#### Objective
Pull every line with the word "PARP" out of the entries below.

#### Record set
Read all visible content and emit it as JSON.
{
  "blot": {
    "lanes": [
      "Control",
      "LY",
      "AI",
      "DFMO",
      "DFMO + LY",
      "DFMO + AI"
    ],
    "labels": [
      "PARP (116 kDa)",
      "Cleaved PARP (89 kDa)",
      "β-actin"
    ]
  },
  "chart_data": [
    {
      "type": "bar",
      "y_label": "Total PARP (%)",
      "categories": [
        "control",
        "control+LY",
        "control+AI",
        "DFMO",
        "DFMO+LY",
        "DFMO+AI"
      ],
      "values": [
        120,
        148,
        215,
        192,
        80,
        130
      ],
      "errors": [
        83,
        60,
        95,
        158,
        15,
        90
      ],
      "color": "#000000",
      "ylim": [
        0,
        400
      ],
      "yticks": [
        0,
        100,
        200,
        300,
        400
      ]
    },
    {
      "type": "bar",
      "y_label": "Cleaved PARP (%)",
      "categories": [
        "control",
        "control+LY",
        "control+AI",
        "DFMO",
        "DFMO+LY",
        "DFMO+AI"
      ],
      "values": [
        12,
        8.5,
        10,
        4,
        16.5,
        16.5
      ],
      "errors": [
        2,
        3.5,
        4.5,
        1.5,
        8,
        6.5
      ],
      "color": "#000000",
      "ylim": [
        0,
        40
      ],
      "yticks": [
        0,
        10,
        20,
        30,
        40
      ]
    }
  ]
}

#### Answer
      "PARP (116 kDa)",
      "Cleaved PARP (89 kDa)",
      "y_label": "Total PARP (%)",
      "y_label": "Cleaved PARP (%)",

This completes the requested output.